§ GIVEN EXERCISE:
Exclude the pictures and reproduce the remaining data exactly as written.

§ EXERCISE INPUTS:
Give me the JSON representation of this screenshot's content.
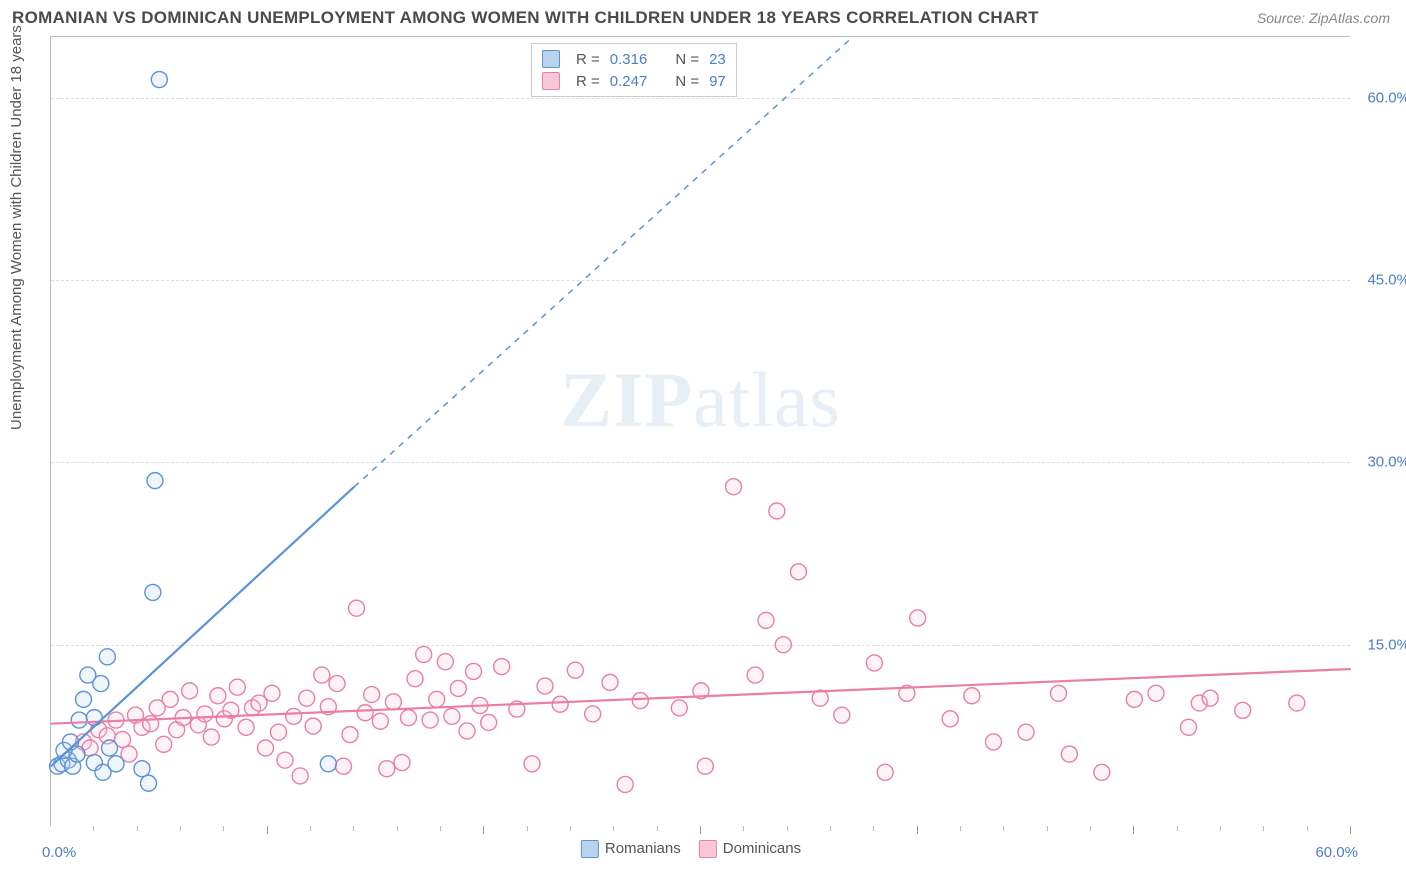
{
  "header": {
    "title": "ROMANIAN VS DOMINICAN UNEMPLOYMENT AMONG WOMEN WITH CHILDREN UNDER 18 YEARS CORRELATION CHART",
    "source": "Source: ZipAtlas.com"
  },
  "watermark": {
    "prefix": "ZIP",
    "suffix": "atlas"
  },
  "chart": {
    "type": "scatter",
    "y_label": "Unemployment Among Women with Children Under 18 years",
    "xlim": [
      0,
      60
    ],
    "ylim": [
      0,
      65
    ],
    "y_ticks": [
      15,
      30,
      45,
      60
    ],
    "y_tick_labels": [
      "15.0%",
      "30.0%",
      "45.0%",
      "60.0%"
    ],
    "x_origin_label": "0.0%",
    "x_end_label": "60.0%",
    "x_major_ticks": [
      10,
      20,
      30,
      40,
      50,
      60
    ],
    "x_minor_ticks": [
      2,
      4,
      6,
      8,
      12,
      14,
      16,
      18,
      22,
      24,
      26,
      28,
      32,
      34,
      36,
      38,
      42,
      44,
      46,
      48,
      52,
      54,
      56,
      58
    ],
    "grid_color": "#dddddd",
    "marker_radius": 8,
    "marker_stroke_width": 1.4,
    "marker_fill_opacity": 0.22,
    "line_width": 2.2
  },
  "series": {
    "romanians": {
      "label": "Romanians",
      "stroke": "#5b93d6",
      "fill": "#b9d2ee",
      "swatch_fill": "#b9d2ee",
      "swatch_border": "#5b93d6",
      "trend": {
        "x1": 0,
        "y1": 5,
        "x2": 14,
        "y2": 28,
        "dash_extend_to_x": 37,
        "dash_extend_to_y": 65
      },
      "points_xy": [
        [
          0.3,
          5.0
        ],
        [
          0.5,
          5.2
        ],
        [
          0.8,
          5.5
        ],
        [
          1.0,
          5.0
        ],
        [
          1.2,
          6.0
        ],
        [
          0.6,
          6.3
        ],
        [
          0.9,
          7.0
        ],
        [
          1.3,
          8.8
        ],
        [
          1.5,
          10.5
        ],
        [
          1.7,
          12.5
        ],
        [
          2.0,
          9.0
        ],
        [
          2.3,
          11.8
        ],
        [
          2.6,
          14.0
        ],
        [
          2.0,
          5.3
        ],
        [
          2.4,
          4.5
        ],
        [
          2.7,
          6.5
        ],
        [
          3.0,
          5.2
        ],
        [
          4.2,
          4.8
        ],
        [
          4.5,
          3.6
        ],
        [
          4.7,
          19.3
        ],
        [
          4.8,
          28.5
        ],
        [
          5.0,
          61.5
        ],
        [
          12.8,
          5.2
        ]
      ]
    },
    "dominicans": {
      "label": "Dominicans",
      "stroke": "#e97fa6",
      "fill": "#f7c7d7",
      "swatch_fill": "#f7c7d7",
      "swatch_border": "#e97fa6",
      "trend": {
        "x1": 0,
        "y1": 8.5,
        "x2": 60,
        "y2": 13
      },
      "points_xy": [
        [
          1.5,
          7.0
        ],
        [
          1.8,
          6.5
        ],
        [
          2.2,
          8.0
        ],
        [
          2.6,
          7.5
        ],
        [
          3.0,
          8.8
        ],
        [
          3.3,
          7.2
        ],
        [
          3.6,
          6.0
        ],
        [
          3.9,
          9.2
        ],
        [
          4.2,
          8.2
        ],
        [
          4.6,
          8.5
        ],
        [
          4.9,
          9.8
        ],
        [
          5.2,
          6.8
        ],
        [
          5.5,
          10.5
        ],
        [
          5.8,
          8.0
        ],
        [
          6.1,
          9.0
        ],
        [
          6.4,
          11.2
        ],
        [
          6.8,
          8.4
        ],
        [
          7.1,
          9.3
        ],
        [
          7.4,
          7.4
        ],
        [
          7.7,
          10.8
        ],
        [
          8.0,
          8.9
        ],
        [
          8.3,
          9.6
        ],
        [
          8.6,
          11.5
        ],
        [
          9.0,
          8.2
        ],
        [
          9.3,
          9.8
        ],
        [
          9.6,
          10.2
        ],
        [
          9.9,
          6.5
        ],
        [
          10.2,
          11.0
        ],
        [
          10.5,
          7.8
        ],
        [
          10.8,
          5.5
        ],
        [
          11.2,
          9.1
        ],
        [
          11.5,
          4.2
        ],
        [
          11.8,
          10.6
        ],
        [
          12.1,
          8.3
        ],
        [
          12.5,
          12.5
        ],
        [
          12.8,
          9.9
        ],
        [
          13.2,
          11.8
        ],
        [
          13.5,
          5.0
        ],
        [
          13.8,
          7.6
        ],
        [
          14.1,
          18.0
        ],
        [
          14.5,
          9.4
        ],
        [
          14.8,
          10.9
        ],
        [
          15.2,
          8.7
        ],
        [
          15.5,
          4.8
        ],
        [
          15.8,
          10.3
        ],
        [
          16.2,
          5.3
        ],
        [
          16.5,
          9.0
        ],
        [
          16.8,
          12.2
        ],
        [
          17.2,
          14.2
        ],
        [
          17.5,
          8.8
        ],
        [
          17.8,
          10.5
        ],
        [
          18.2,
          13.6
        ],
        [
          18.5,
          9.1
        ],
        [
          18.8,
          11.4
        ],
        [
          19.2,
          7.9
        ],
        [
          19.5,
          12.8
        ],
        [
          19.8,
          10.0
        ],
        [
          20.2,
          8.6
        ],
        [
          20.8,
          13.2
        ],
        [
          21.5,
          9.7
        ],
        [
          22.2,
          5.2
        ],
        [
          22.8,
          11.6
        ],
        [
          23.5,
          10.1
        ],
        [
          24.2,
          12.9
        ],
        [
          25.0,
          9.3
        ],
        [
          25.8,
          11.9
        ],
        [
          26.5,
          3.5
        ],
        [
          27.2,
          10.4
        ],
        [
          29.0,
          9.8
        ],
        [
          30.0,
          11.2
        ],
        [
          30.2,
          5.0
        ],
        [
          31.5,
          28.0
        ],
        [
          32.5,
          12.5
        ],
        [
          33.0,
          17.0
        ],
        [
          33.5,
          26.0
        ],
        [
          33.8,
          15.0
        ],
        [
          34.5,
          21.0
        ],
        [
          35.5,
          10.6
        ],
        [
          36.5,
          9.2
        ],
        [
          38.0,
          13.5
        ],
        [
          38.5,
          4.5
        ],
        [
          39.5,
          11.0
        ],
        [
          40.0,
          17.2
        ],
        [
          41.5,
          8.9
        ],
        [
          42.5,
          10.8
        ],
        [
          43.5,
          7.0
        ],
        [
          45.0,
          7.8
        ],
        [
          46.5,
          11.0
        ],
        [
          47.0,
          6.0
        ],
        [
          48.5,
          4.5
        ],
        [
          50.0,
          10.5
        ],
        [
          51.0,
          11.0
        ],
        [
          52.5,
          8.2
        ],
        [
          53.0,
          10.2
        ],
        [
          53.5,
          10.6
        ],
        [
          55.0,
          9.6
        ],
        [
          57.5,
          10.2
        ]
      ]
    }
  },
  "stats": {
    "rows": [
      {
        "series_key": "romanians",
        "r_label": "R =",
        "r": "0.316",
        "n_label": "N =",
        "n": "23"
      },
      {
        "series_key": "dominicans",
        "r_label": "R =",
        "r": "0.247",
        "n_label": "N =",
        "n": "97"
      }
    ]
  },
  "legend": {
    "items": [
      {
        "series_key": "romanians"
      },
      {
        "series_key": "dominicans"
      }
    ]
  }
}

§ TASK RESPONSE:
Give me the JSON representation of this screenshot's content.
{
  "header": {
    "title": "ROMANIAN VS DOMINICAN UNEMPLOYMENT AMONG WOMEN WITH CHILDREN UNDER 18 YEARS CORRELATION CHART",
    "source": "Source: ZipAtlas.com"
  },
  "watermark": {
    "prefix": "ZIP",
    "suffix": "atlas"
  },
  "chart": {
    "type": "scatter",
    "y_label": "Unemployment Among Women with Children Under 18 years",
    "xlim": [
      0,
      60
    ],
    "ylim": [
      0,
      65
    ],
    "y_ticks": [
      15,
      30,
      45,
      60
    ],
    "y_tick_labels": [
      "15.0%",
      "30.0%",
      "45.0%",
      "60.0%"
    ],
    "x_origin_label": "0.0%",
    "x_end_label": "60.0%",
    "x_major_ticks": [
      10,
      20,
      30,
      40,
      50,
      60
    ],
    "x_minor_ticks": [
      2,
      4,
      6,
      8,
      12,
      14,
      16,
      18,
      22,
      24,
      26,
      28,
      32,
      34,
      36,
      38,
      42,
      44,
      46,
      48,
      52,
      54,
      56,
      58
    ],
    "grid_color": "#dddddd",
    "marker_radius": 8,
    "marker_stroke_width": 1.4,
    "marker_fill_opacity": 0.22,
    "line_width": 2.2
  },
  "series": {
    "romanians": {
      "label": "Romanians",
      "stroke": "#5b93d6",
      "fill": "#b9d2ee",
      "swatch_fill": "#b9d2ee",
      "swatch_border": "#5b93d6",
      "trend": {
        "x1": 0,
        "y1": 5,
        "x2": 14,
        "y2": 28,
        "dash_extend_to_x": 37,
        "dash_extend_to_y": 65
      },
      "points_xy": [
        [
          0.3,
          5.0
        ],
        [
          0.5,
          5.2
        ],
        [
          0.8,
          5.5
        ],
        [
          1.0,
          5.0
        ],
        [
          1.2,
          6.0
        ],
        [
          0.6,
          6.3
        ],
        [
          0.9,
          7.0
        ],
        [
          1.3,
          8.8
        ],
        [
          1.5,
          10.5
        ],
        [
          1.7,
          12.5
        ],
        [
          2.0,
          9.0
        ],
        [
          2.3,
          11.8
        ],
        [
          2.6,
          14.0
        ],
        [
          2.0,
          5.3
        ],
        [
          2.4,
          4.5
        ],
        [
          2.7,
          6.5
        ],
        [
          3.0,
          5.2
        ],
        [
          4.2,
          4.8
        ],
        [
          4.5,
          3.6
        ],
        [
          4.7,
          19.3
        ],
        [
          4.8,
          28.5
        ],
        [
          5.0,
          61.5
        ],
        [
          12.8,
          5.2
        ]
      ]
    },
    "dominicans": {
      "label": "Dominicans",
      "stroke": "#e97fa6",
      "fill": "#f7c7d7",
      "swatch_fill": "#f7c7d7",
      "swatch_border": "#e97fa6",
      "trend": {
        "x1": 0,
        "y1": 8.5,
        "x2": 60,
        "y2": 13
      },
      "points_xy": [
        [
          1.5,
          7.0
        ],
        [
          1.8,
          6.5
        ],
        [
          2.2,
          8.0
        ],
        [
          2.6,
          7.5
        ],
        [
          3.0,
          8.8
        ],
        [
          3.3,
          7.2
        ],
        [
          3.6,
          6.0
        ],
        [
          3.9,
          9.2
        ],
        [
          4.2,
          8.2
        ],
        [
          4.6,
          8.5
        ],
        [
          4.9,
          9.8
        ],
        [
          5.2,
          6.8
        ],
        [
          5.5,
          10.5
        ],
        [
          5.8,
          8.0
        ],
        [
          6.1,
          9.0
        ],
        [
          6.4,
          11.2
        ],
        [
          6.8,
          8.4
        ],
        [
          7.1,
          9.3
        ],
        [
          7.4,
          7.4
        ],
        [
          7.7,
          10.8
        ],
        [
          8.0,
          8.9
        ],
        [
          8.3,
          9.6
        ],
        [
          8.6,
          11.5
        ],
        [
          9.0,
          8.2
        ],
        [
          9.3,
          9.8
        ],
        [
          9.6,
          10.2
        ],
        [
          9.9,
          6.5
        ],
        [
          10.2,
          11.0
        ],
        [
          10.5,
          7.8
        ],
        [
          10.8,
          5.5
        ],
        [
          11.2,
          9.1
        ],
        [
          11.5,
          4.2
        ],
        [
          11.8,
          10.6
        ],
        [
          12.1,
          8.3
        ],
        [
          12.5,
          12.5
        ],
        [
          12.8,
          9.9
        ],
        [
          13.2,
          11.8
        ],
        [
          13.5,
          5.0
        ],
        [
          13.8,
          7.6
        ],
        [
          14.1,
          18.0
        ],
        [
          14.5,
          9.4
        ],
        [
          14.8,
          10.9
        ],
        [
          15.2,
          8.7
        ],
        [
          15.5,
          4.8
        ],
        [
          15.8,
          10.3
        ],
        [
          16.2,
          5.3
        ],
        [
          16.5,
          9.0
        ],
        [
          16.8,
          12.2
        ],
        [
          17.2,
          14.2
        ],
        [
          17.5,
          8.8
        ],
        [
          17.8,
          10.5
        ],
        [
          18.2,
          13.6
        ],
        [
          18.5,
          9.1
        ],
        [
          18.8,
          11.4
        ],
        [
          19.2,
          7.9
        ],
        [
          19.5,
          12.8
        ],
        [
          19.8,
          10.0
        ],
        [
          20.2,
          8.6
        ],
        [
          20.8,
          13.2
        ],
        [
          21.5,
          9.7
        ],
        [
          22.2,
          5.2
        ],
        [
          22.8,
          11.6
        ],
        [
          23.5,
          10.1
        ],
        [
          24.2,
          12.9
        ],
        [
          25.0,
          9.3
        ],
        [
          25.8,
          11.9
        ],
        [
          26.5,
          3.5
        ],
        [
          27.2,
          10.4
        ],
        [
          29.0,
          9.8
        ],
        [
          30.0,
          11.2
        ],
        [
          30.2,
          5.0
        ],
        [
          31.5,
          28.0
        ],
        [
          32.5,
          12.5
        ],
        [
          33.0,
          17.0
        ],
        [
          33.5,
          26.0
        ],
        [
          33.8,
          15.0
        ],
        [
          34.5,
          21.0
        ],
        [
          35.5,
          10.6
        ],
        [
          36.5,
          9.2
        ],
        [
          38.0,
          13.5
        ],
        [
          38.5,
          4.5
        ],
        [
          39.5,
          11.0
        ],
        [
          40.0,
          17.2
        ],
        [
          41.5,
          8.9
        ],
        [
          42.5,
          10.8
        ],
        [
          43.5,
          7.0
        ],
        [
          45.0,
          7.8
        ],
        [
          46.5,
          11.0
        ],
        [
          47.0,
          6.0
        ],
        [
          48.5,
          4.5
        ],
        [
          50.0,
          10.5
        ],
        [
          51.0,
          11.0
        ],
        [
          52.5,
          8.2
        ],
        [
          53.0,
          10.2
        ],
        [
          53.5,
          10.6
        ],
        [
          55.0,
          9.6
        ],
        [
          57.5,
          10.2
        ]
      ]
    }
  },
  "stats": {
    "rows": [
      {
        "series_key": "romanians",
        "r_label": "R =",
        "r": "0.316",
        "n_label": "N =",
        "n": "23"
      },
      {
        "series_key": "dominicans",
        "r_label": "R =",
        "r": "0.247",
        "n_label": "N =",
        "n": "97"
      }
    ]
  },
  "legend": {
    "items": [
      {
        "series_key": "romanians"
      },
      {
        "series_key": "dominicans"
      }
    ]
  }
}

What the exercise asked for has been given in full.